[Dataset items]

■ ■ ■ ■ ■

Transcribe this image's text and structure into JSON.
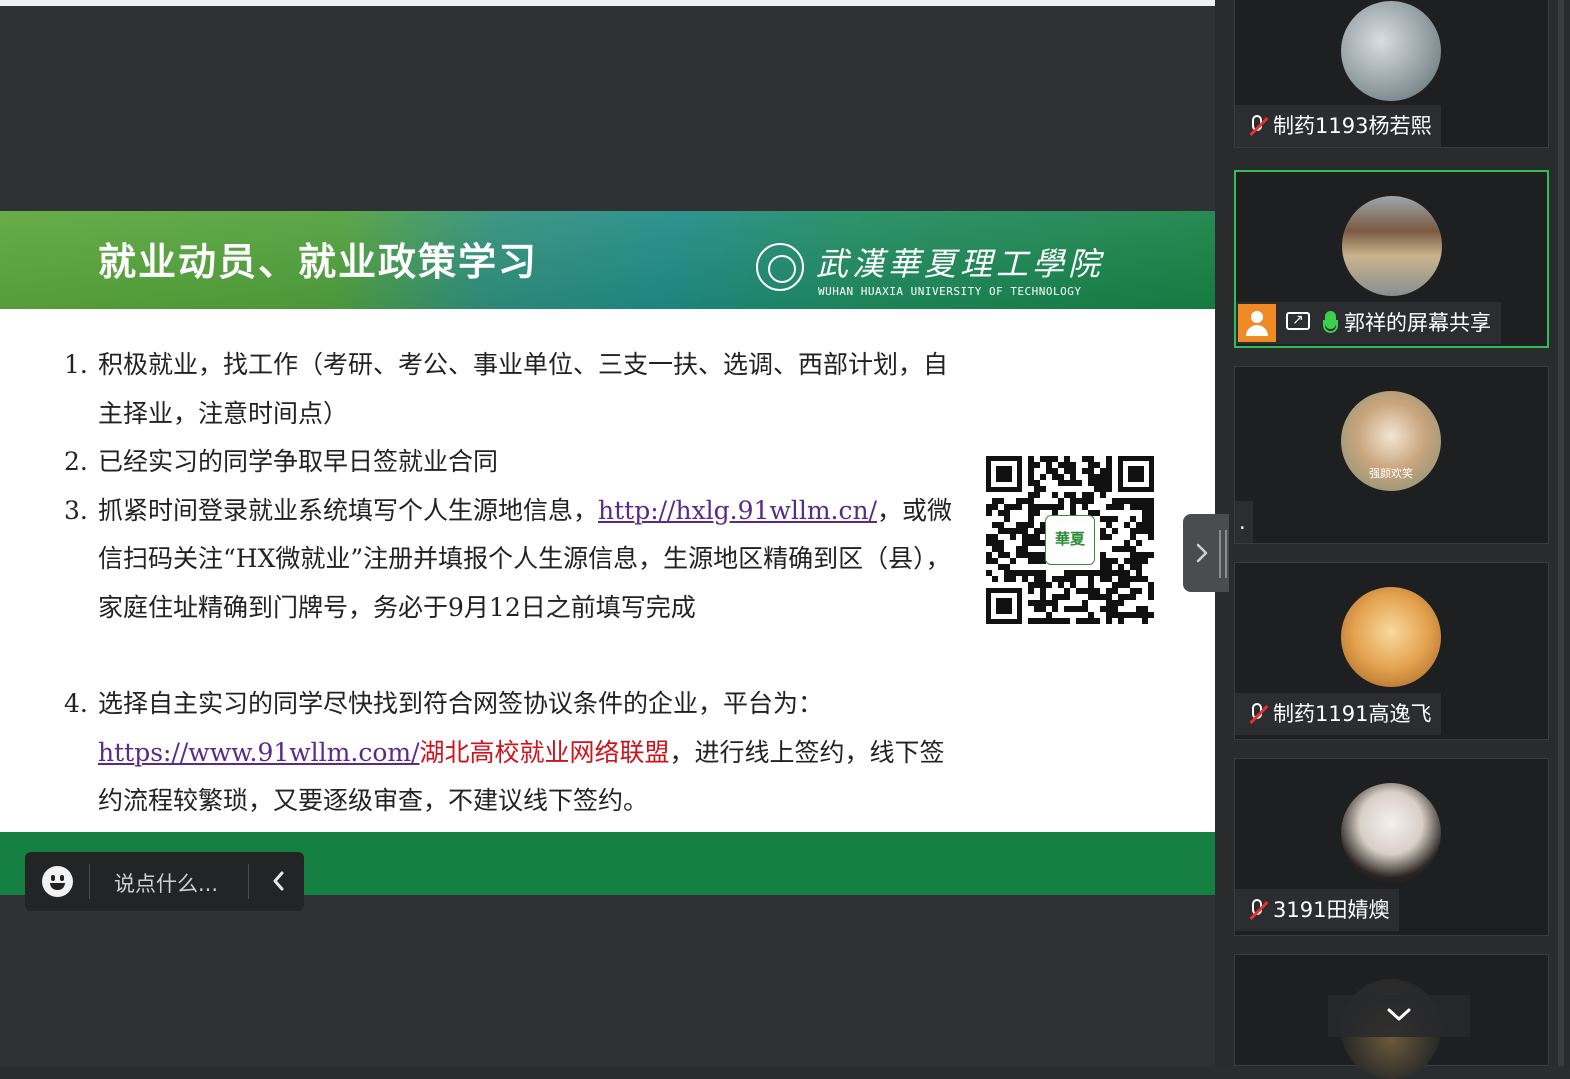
{
  "slide": {
    "title": "就业动员、就业政策学习",
    "logo_cn": "武漢華夏理工學院",
    "logo_en": "WUHAN HUAXIA UNIVERSITY OF TECHNOLOGY",
    "items": [
      {
        "num": "1.",
        "text": "积极就业，找工作（考研、考公、事业单位、三支一扶、选调、西部计划，自主择业，注意时间点）"
      },
      {
        "num": "2.",
        "text": "已经实习的同学争取早日签就业合同"
      },
      {
        "num": "3.",
        "text_a": "抓紧时间登录就业系统填写个人生源地信息，",
        "link": "http://hxlg.91wllm.cn/",
        "text_b": "，或微信扫码关注“HX微就业”注册并填报个人生源信息，生源地区精确到区（县），家庭住址精确到门牌号，务必于9月12日之前填写完成"
      },
      {
        "num": "4.",
        "text_a": "选择自主实习的同学尽快找到符合网签协议条件的企业，平台为：",
        "link": "https://www.91wllm.com/",
        "red": "湖北高校就业网络联盟",
        "text_b": "，进行线上签约，线下签约流程较繁琐，又要逐级审查，不建议线下签约。"
      }
    ],
    "qr_center": "華夏"
  },
  "chat": {
    "placeholder": "说点什么..."
  },
  "participants": [
    {
      "name": "制药1193杨若熙",
      "muted": true
    },
    {
      "name": "郭祥的屏幕共享",
      "muted": false,
      "active": true
    },
    {
      "name": ".",
      "avatar_caption": "强颜欢笑"
    },
    {
      "name": "制药1191高逸飞",
      "muted": true
    },
    {
      "name": "3191田婧燠",
      "muted": true
    }
  ],
  "colors": {
    "accent_green": "#168043",
    "active_border": "#2fbf5a",
    "link_purple": "#5a2a86",
    "red_text": "#d0121b"
  }
}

■ ■ ■ ■ ■

• PROBLEM STATEMENT
Scan the material for lines with the word "name", and copy each line you find.

• ANSWER TO THE PROBLEM
      "name": "制药1193杨若熙",
      "name": "郭祥的屏幕共享",
      "name": ".",
      "name": "制药1191高逸飞",
      "name": "3191田婧燠",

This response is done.